+++ Entries

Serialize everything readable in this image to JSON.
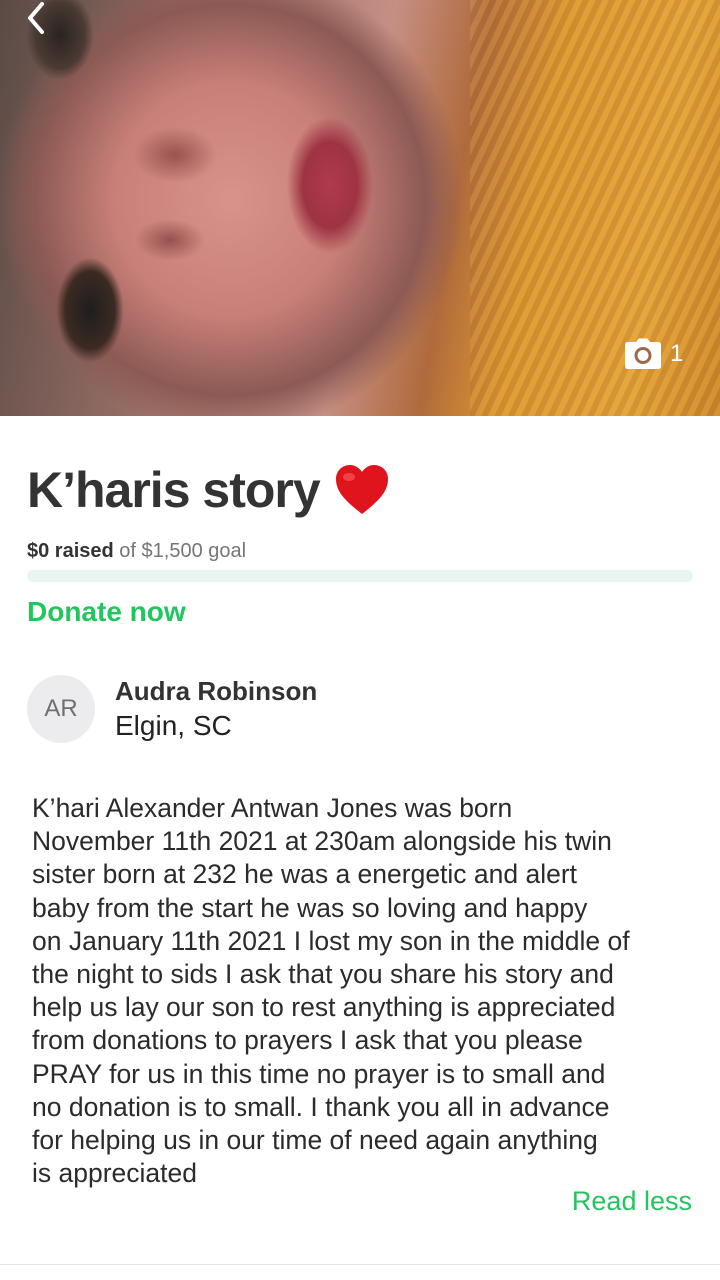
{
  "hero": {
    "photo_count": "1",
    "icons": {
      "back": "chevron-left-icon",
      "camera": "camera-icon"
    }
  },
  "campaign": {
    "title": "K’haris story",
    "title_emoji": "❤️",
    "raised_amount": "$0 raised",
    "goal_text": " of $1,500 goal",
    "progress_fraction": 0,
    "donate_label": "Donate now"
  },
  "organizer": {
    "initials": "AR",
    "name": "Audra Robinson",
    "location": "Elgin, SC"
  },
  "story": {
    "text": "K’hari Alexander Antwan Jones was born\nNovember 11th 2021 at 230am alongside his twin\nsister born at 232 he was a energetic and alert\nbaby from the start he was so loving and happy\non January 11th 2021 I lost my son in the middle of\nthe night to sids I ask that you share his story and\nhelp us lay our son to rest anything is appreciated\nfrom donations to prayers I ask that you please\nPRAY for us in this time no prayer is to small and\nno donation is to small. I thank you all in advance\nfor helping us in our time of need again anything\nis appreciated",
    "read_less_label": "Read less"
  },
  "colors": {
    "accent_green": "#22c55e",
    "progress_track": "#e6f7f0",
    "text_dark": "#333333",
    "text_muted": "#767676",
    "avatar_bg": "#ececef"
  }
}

++++++

Write out every line above exactly as it is, leaving out the pictures.

— Result for this exercise —
Serialize everything readable in this image to JSON.
{
  "hero": {
    "photo_count": "1",
    "icons": {
      "back": "chevron-left-icon",
      "camera": "camera-icon"
    }
  },
  "campaign": {
    "title": "K’haris story",
    "title_emoji": "❤️",
    "raised_amount": "$0 raised",
    "goal_text": " of $1,500 goal",
    "progress_fraction": 0,
    "donate_label": "Donate now"
  },
  "organizer": {
    "initials": "AR",
    "name": "Audra Robinson",
    "location": "Elgin, SC"
  },
  "story": {
    "text": "K’hari Alexander Antwan Jones was born\nNovember 11th 2021 at 230am alongside his twin\nsister born at 232 he was a energetic and alert\nbaby from the start he was so loving and happy\non January 11th 2021 I lost my son in the middle of\nthe night to sids I ask that you share his story and\nhelp us lay our son to rest anything is appreciated\nfrom donations to prayers I ask that you please\nPRAY for us in this time no prayer is to small and\nno donation is to small. I thank you all in advance\nfor helping us in our time of need again anything\nis appreciated",
    "read_less_label": "Read less"
  },
  "colors": {
    "accent_green": "#22c55e",
    "progress_track": "#e6f7f0",
    "text_dark": "#333333",
    "text_muted": "#767676",
    "avatar_bg": "#ececef"
  }
}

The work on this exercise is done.